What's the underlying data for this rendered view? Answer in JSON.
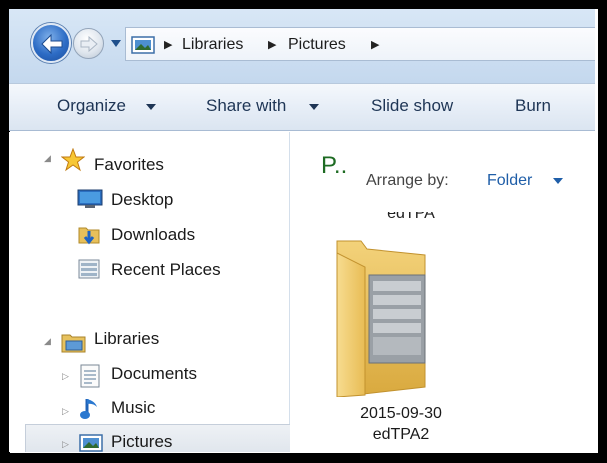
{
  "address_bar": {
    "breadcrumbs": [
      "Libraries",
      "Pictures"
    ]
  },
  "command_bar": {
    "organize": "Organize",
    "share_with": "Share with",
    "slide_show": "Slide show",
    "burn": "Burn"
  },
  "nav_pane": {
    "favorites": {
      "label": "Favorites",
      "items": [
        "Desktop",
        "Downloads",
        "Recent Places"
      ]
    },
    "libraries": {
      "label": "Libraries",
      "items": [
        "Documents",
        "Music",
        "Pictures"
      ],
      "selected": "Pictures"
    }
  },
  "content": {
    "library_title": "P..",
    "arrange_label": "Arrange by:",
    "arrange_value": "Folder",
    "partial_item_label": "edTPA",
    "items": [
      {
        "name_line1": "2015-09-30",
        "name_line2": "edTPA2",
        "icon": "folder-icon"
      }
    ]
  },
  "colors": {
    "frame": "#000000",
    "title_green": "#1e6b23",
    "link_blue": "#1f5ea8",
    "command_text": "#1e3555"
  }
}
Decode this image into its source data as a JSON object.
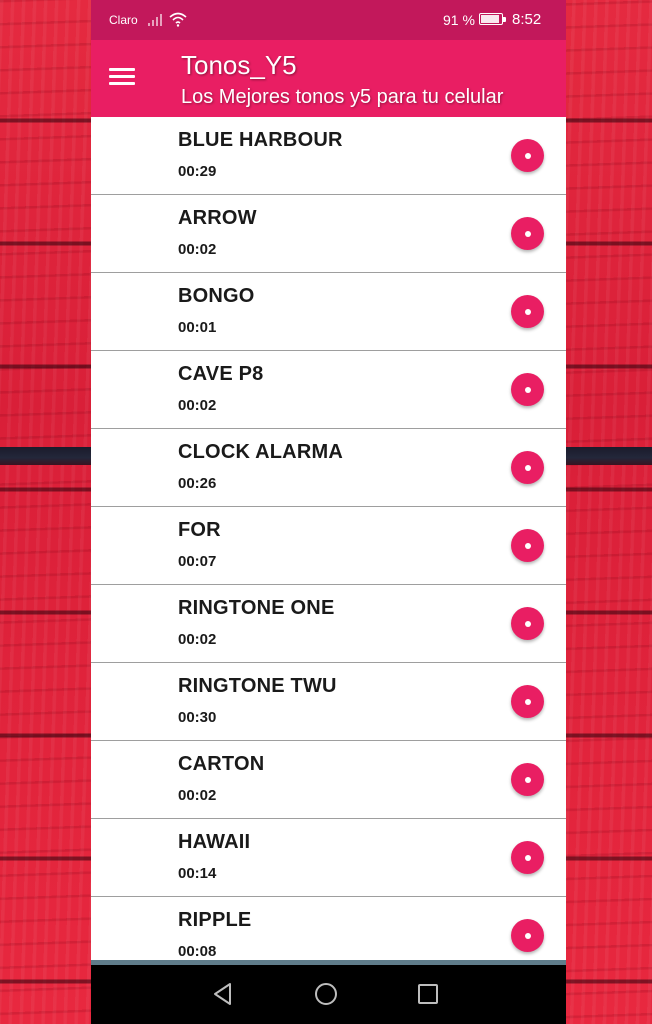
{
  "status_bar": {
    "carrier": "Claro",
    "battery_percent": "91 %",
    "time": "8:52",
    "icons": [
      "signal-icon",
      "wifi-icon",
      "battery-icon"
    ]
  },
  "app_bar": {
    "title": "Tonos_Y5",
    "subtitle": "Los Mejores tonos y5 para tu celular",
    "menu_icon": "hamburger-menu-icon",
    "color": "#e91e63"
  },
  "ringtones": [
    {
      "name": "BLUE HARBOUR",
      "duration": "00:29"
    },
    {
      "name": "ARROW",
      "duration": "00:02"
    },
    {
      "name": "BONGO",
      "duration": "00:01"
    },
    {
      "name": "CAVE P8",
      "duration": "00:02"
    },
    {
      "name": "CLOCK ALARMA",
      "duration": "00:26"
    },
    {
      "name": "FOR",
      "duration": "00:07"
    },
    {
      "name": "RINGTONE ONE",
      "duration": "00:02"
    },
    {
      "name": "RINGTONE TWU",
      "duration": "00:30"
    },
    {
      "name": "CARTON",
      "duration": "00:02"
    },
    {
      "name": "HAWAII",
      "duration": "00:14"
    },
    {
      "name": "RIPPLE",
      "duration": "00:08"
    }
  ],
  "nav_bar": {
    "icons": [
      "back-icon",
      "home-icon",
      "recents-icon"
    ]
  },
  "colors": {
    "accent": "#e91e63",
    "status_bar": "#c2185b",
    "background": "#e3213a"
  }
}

------------------------

REQUIRED WORK:
Copy each line above that contains the string "data".

THE SOLUTION:
What's the underlying data for this rendered view? Answer in JSON.
Decode this image into its source data as a JSON object.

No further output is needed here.